Region and label listings

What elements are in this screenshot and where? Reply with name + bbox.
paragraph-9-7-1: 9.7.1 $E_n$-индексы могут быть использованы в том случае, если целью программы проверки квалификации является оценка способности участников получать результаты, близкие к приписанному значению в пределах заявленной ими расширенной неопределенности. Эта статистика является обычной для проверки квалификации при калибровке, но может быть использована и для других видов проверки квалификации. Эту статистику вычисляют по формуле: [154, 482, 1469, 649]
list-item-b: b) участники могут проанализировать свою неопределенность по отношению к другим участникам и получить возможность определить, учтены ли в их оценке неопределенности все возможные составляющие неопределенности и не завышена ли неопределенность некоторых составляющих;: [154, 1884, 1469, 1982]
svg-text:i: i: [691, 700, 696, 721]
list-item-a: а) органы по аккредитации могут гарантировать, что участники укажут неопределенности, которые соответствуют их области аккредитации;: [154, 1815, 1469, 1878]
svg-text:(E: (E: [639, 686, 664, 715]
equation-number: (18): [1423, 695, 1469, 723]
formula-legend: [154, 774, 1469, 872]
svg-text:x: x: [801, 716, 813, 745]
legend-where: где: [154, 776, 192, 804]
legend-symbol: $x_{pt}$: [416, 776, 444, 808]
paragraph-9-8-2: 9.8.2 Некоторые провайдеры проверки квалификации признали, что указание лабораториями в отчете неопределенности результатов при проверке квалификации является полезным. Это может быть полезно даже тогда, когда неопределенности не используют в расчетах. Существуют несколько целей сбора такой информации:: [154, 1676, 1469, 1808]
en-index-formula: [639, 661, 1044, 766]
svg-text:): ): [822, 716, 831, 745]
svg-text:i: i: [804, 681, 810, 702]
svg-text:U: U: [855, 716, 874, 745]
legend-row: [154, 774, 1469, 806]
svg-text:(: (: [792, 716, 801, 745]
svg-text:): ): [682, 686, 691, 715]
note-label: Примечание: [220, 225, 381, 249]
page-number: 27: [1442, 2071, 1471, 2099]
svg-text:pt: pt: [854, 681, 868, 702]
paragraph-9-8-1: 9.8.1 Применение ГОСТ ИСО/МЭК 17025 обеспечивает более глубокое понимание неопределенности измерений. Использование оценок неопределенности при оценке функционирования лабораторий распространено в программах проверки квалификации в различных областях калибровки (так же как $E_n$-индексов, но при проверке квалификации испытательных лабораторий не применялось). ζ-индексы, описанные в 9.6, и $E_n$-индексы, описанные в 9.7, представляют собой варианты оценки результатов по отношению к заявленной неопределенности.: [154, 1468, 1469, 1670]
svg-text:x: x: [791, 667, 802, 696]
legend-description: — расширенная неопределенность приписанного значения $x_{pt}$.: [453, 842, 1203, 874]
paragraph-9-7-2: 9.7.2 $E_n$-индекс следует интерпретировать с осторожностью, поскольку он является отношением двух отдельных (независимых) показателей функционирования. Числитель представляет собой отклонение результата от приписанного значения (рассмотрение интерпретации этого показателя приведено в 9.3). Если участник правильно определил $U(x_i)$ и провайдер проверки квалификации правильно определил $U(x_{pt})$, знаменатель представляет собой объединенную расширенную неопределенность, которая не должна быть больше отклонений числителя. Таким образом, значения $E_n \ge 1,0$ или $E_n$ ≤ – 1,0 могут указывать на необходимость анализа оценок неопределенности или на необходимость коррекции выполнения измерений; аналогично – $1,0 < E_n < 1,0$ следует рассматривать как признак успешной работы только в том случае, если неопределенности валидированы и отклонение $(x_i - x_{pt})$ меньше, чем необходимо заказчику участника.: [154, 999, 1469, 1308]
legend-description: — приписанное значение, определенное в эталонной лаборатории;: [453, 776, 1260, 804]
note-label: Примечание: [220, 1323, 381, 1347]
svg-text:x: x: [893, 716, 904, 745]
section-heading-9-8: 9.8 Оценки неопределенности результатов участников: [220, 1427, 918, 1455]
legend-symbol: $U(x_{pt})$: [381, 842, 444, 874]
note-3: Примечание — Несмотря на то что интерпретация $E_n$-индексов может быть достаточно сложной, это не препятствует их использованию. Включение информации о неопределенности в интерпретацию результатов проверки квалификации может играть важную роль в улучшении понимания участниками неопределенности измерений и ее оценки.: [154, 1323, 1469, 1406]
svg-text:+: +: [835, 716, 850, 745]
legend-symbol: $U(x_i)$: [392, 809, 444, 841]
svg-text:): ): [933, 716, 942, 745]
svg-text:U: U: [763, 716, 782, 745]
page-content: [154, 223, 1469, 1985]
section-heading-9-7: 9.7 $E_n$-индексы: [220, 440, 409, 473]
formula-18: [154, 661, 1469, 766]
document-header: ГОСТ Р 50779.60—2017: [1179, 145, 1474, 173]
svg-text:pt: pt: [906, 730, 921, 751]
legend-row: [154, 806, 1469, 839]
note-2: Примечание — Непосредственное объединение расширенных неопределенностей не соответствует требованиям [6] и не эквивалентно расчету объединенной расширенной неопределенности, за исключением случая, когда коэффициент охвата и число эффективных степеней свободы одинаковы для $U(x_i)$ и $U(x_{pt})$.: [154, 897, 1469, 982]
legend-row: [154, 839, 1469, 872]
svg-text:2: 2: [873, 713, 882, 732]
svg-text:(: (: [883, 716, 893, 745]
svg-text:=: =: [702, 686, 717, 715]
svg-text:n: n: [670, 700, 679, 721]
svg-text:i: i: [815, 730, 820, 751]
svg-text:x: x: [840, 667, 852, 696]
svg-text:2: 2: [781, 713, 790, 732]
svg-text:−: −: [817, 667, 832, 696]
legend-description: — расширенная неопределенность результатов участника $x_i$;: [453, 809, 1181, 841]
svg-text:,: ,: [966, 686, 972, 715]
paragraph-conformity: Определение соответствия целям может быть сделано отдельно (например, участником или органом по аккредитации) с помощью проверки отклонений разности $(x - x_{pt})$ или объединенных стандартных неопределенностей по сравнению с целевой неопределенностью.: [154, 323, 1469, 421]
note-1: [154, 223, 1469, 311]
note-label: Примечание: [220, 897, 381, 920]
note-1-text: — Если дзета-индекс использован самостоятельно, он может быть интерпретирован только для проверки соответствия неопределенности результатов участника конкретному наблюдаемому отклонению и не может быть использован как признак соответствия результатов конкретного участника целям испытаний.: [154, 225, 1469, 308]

Task details → Could you reproduce every line of the data above word for word?

Task answer →
What elements are in this screenshot and where? Reply with name + bbox.
paragraph-9-7-1: 9.7.1 $E_n$-индексы могут быть использованы в том случае, если целью программы проверки квалификации является оценка способности участников получать результаты, близкие к приписанному значению в пределах заявленной ими расширенной неопределенности. Эта статистика является обычной для проверки квалификации при калибровке, но может быть использована и для других видов проверки квалификации. Эту статистику вычисляют по формуле: [154, 482, 1469, 649]
list-item-b: b) участники могут проанализировать свою неопределенность по отношению к другим участникам и получить возможность определить, учтены ли в их оценке неопределенности все возможные составляющие неопределенности и не завышена ли неопределенность некоторых составляющих;: [154, 1884, 1469, 1982]
svg-text:i: i: [691, 700, 696, 721]
list-item-a: а) органы по аккредитации могут гарантировать, что участники укажут неопределенности, которые соответствуют их области аккредитации;: [154, 1815, 1469, 1878]
svg-text:(E: (E: [639, 686, 664, 715]
equation-number: (18): [1423, 695, 1469, 723]
formula-legend: [154, 774, 1469, 872]
svg-text:x: x: [801, 716, 813, 745]
legend-where: где: [154, 776, 192, 804]
legend-symbol: $x_{pt}$: [416, 776, 444, 808]
paragraph-9-8-2: 9.8.2 Некоторые провайдеры проверки квалификации признали, что указание лабораториями в отчете неопределенности результатов при проверке квалификации является полезным. Это может быть полезно даже тогда, когда неопределенности не используют в расчетах. Существуют несколько целей сбора такой информации:: [154, 1676, 1469, 1808]
en-index-formula: [639, 661, 1044, 766]
svg-text:): ): [822, 716, 831, 745]
svg-text:i: i: [804, 681, 810, 702]
svg-text:U: U: [855, 716, 874, 745]
legend-row: [154, 774, 1469, 806]
svg-text:(: (: [792, 716, 801, 745]
svg-text:): ): [682, 686, 691, 715]
note-label: Примечание: [220, 225, 381, 249]
page-number: 27: [1442, 2071, 1471, 2099]
svg-text:pt: pt: [854, 681, 868, 702]
paragraph-9-8-1: 9.8.1 Применение ГОСТ ИСО/МЭК 17025 обеспечивает более глубокое понимание неопределенности измерений. Использование оценок неопределенности при оценке функционирования лабораторий распространено в программах проверки квалификации в различных областях калибровки (так же как $E_n$-индексов, но при проверке квалификации испытательных лабораторий не применялось). ζ-индексы, описанные в 9.6, и $E_n$-индексы, описанные в 9.7, представляют собой варианты оценки результатов по отношению к заявленной неопределенности.: [154, 1468, 1469, 1670]
svg-text:x: x: [791, 667, 802, 696]
legend-description: — расширенная неопределенность приписанного значения $x_{pt}$.: [453, 842, 1203, 874]
paragraph-9-7-2: 9.7.2 $E_n$-индекс следует интерпретировать с осторожностью, поскольку он является отношением двух отдельных (независимых) показателей функционирования. Числитель представляет собой отклонение результата от приписанного значения (рассмотрение интерпретации этого показателя приведено в 9.3). Если участник правильно определил $U(x_i)$ и провайдер проверки квалификации правильно определил $U(x_{pt})$, знаменатель представляет собой объединенную расширенную неопределенность, которая не должна быть больше отклонений числителя. Таким образом, значения $E_n \ge 1,0$ или $E_n$ ≤ – 1,0 могут указывать на необходимость анализа оценок неопределенности или на необходимость коррекции выполнения измерений; аналогично – $1,0 < E_n < 1,0$ следует рассматривать как признак успешной работы только в том случае, если неопределенности валидированы и отклонение $(x_i - x_{pt})$ меньше, чем необходимо заказчику участника.: [154, 999, 1469, 1308]
legend-description: — приписанное значение, определенное в эталонной лаборатории;: [453, 776, 1260, 804]
note-label: Примечание: [220, 1323, 381, 1347]
svg-text:x: x: [893, 716, 904, 745]
section-heading-9-8: 9.8 Оценки неопределенности результатов участников: [220, 1427, 918, 1455]
legend-symbol: $U(x_{pt})$: [381, 842, 444, 874]
note-3: Примечание — Несмотря на то что интерпретация $E_n$-индексов может быть достаточно сложной, это не препятствует их использованию. Включение информации о неопределенности в интерпретацию результатов проверки квалификации может играть важную роль в улучшении понимания участниками неопределенности измерений и ее оценки.: [154, 1323, 1469, 1406]
svg-text:+: +: [835, 716, 850, 745]
legend-symbol: $U(x_i)$: [392, 809, 444, 841]
svg-text:): ): [933, 716, 942, 745]
svg-text:U: U: [763, 716, 782, 745]
page-content: [154, 223, 1469, 1985]
section-heading-9-7: 9.7 $E_n$-индексы: [220, 440, 409, 473]
formula-18: [154, 661, 1469, 766]
document-header: ГОСТ Р 50779.60—2017: [1179, 145, 1474, 173]
svg-text:pt: pt: [906, 730, 921, 751]
legend-row: [154, 806, 1469, 839]
note-2: Примечание — Непосредственное объединение расширенных неопределенностей не соответствует требованиям [6] и не эквивалентно расчету объединенной расширенной неопределенности, за исключением случая, когда коэффициент охвата и число эффективных степеней свободы одинаковы для $U(x_i)$ и $U(x_{pt})$.: [154, 897, 1469, 982]
legend-row: [154, 839, 1469, 872]
svg-text:2: 2: [873, 713, 882, 732]
svg-text:(: (: [883, 716, 893, 745]
svg-text:=: =: [702, 686, 717, 715]
svg-text:n: n: [670, 700, 679, 721]
svg-text:i: i: [815, 730, 820, 751]
svg-text:x: x: [840, 667, 852, 696]
svg-text:2: 2: [781, 713, 790, 732]
svg-text:−: −: [817, 667, 832, 696]
legend-description: — расширенная неопределенность результатов участника $x_i$;: [453, 809, 1181, 841]
svg-text:,: ,: [966, 686, 972, 715]
paragraph-conformity: Определение соответствия целям может быть сделано отдельно (например, участником или органом по аккредитации) с помощью проверки отклонений разности $(x - x_{pt})$ или объединенных стандартных неопределенностей по сравнению с целевой неопределенностью.: [154, 323, 1469, 421]
note-1: [154, 223, 1469, 311]
note-label: Примечание: [220, 897, 381, 920]
note-1-text: — Если дзета-индекс использован самостоятельно, он может быть интерпретирован только для проверки соответствия неопределенности результатов участника конкретному наблюдаемому отклонению и не может быть использован как признак соответствия результатов конкретного участника целям испытаний.: [154, 225, 1469, 308]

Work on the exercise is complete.